== Problem requirements ==
Retype the whole listing, please, keeping every line exact and dropping the pictures.

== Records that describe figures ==
= = = = = = =
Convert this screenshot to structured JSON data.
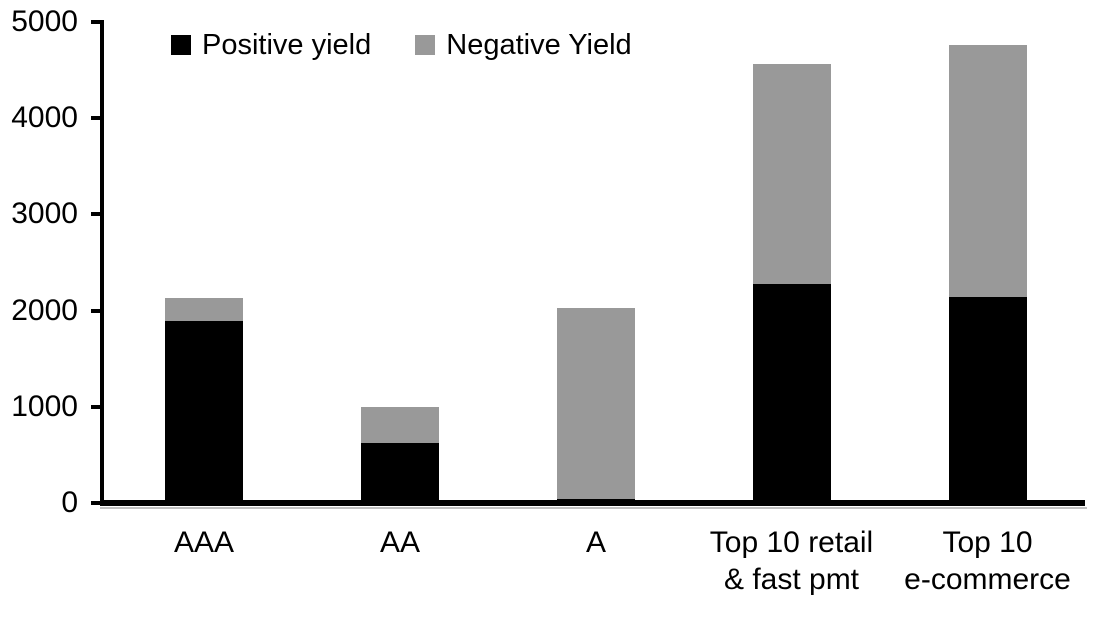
{
  "chart_data": {
    "type": "bar",
    "stacked": true,
    "title": "",
    "xlabel": "",
    "ylabel": "",
    "categories": [
      "AAA",
      "AA",
      "A",
      "Top 10 retail\n& fast pmt",
      "Top 10\ne-commerce"
    ],
    "series": [
      {
        "name": "Positive yield",
        "color": "#000000",
        "values": [
          1890,
          620,
          40,
          2280,
          2140
        ]
      },
      {
        "name": "Negative Yield",
        "color": "#999999",
        "values": [
          240,
          380,
          1990,
          2280,
          2620
        ]
      }
    ],
    "totals": [
      2130,
      1000,
      2030,
      4560,
      4760
    ],
    "ylim": [
      0,
      5000
    ],
    "yticks": [
      0,
      1000,
      2000,
      3000,
      4000,
      5000
    ],
    "grid": false,
    "legend_position": "top",
    "axis_color": "#000000",
    "axis_shadow_color": "#c0c0c0",
    "background_color": "#ffffff"
  }
}
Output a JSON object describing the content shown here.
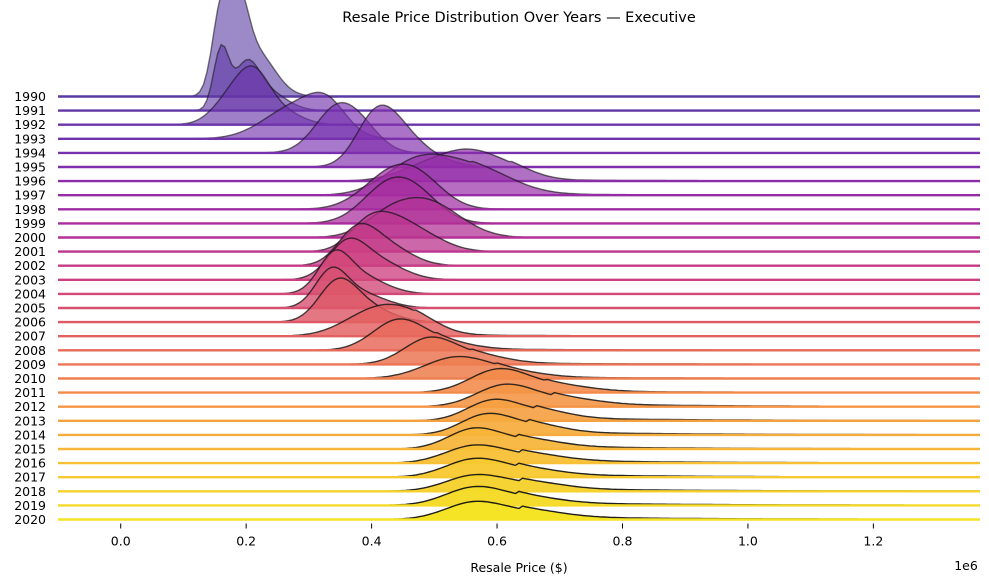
= = = = = = =
== Answer below ==
Convert this screenshot to structured JSON data.
{
  "chart_data": {
    "type": "bar",
    "stacked": true,
    "title": "",
    "xlabel": "",
    "ylabel": "",
    "categories": [
      "AAA",
      "AA",
      "A",
      "Top 10 retail\n& fast pmt",
      "Top 10\ne-commerce"
    ],
    "series": [
      {
        "name": "Positive yield",
        "color": "#000000",
        "values": [
          1890,
          620,
          40,
          2280,
          2140
        ]
      },
      {
        "name": "Negative Yield",
        "color": "#999999",
        "values": [
          240,
          380,
          1990,
          2280,
          2620
        ]
      }
    ],
    "totals": [
      2130,
      1000,
      2030,
      4560,
      4760
    ],
    "ylim": [
      0,
      5000
    ],
    "yticks": [
      0,
      1000,
      2000,
      3000,
      4000,
      5000
    ],
    "grid": false,
    "legend_position": "top",
    "axis_color": "#000000",
    "axis_shadow_color": "#c0c0c0",
    "background_color": "#ffffff"
  }
}
Output a JSON object describing the content shown here.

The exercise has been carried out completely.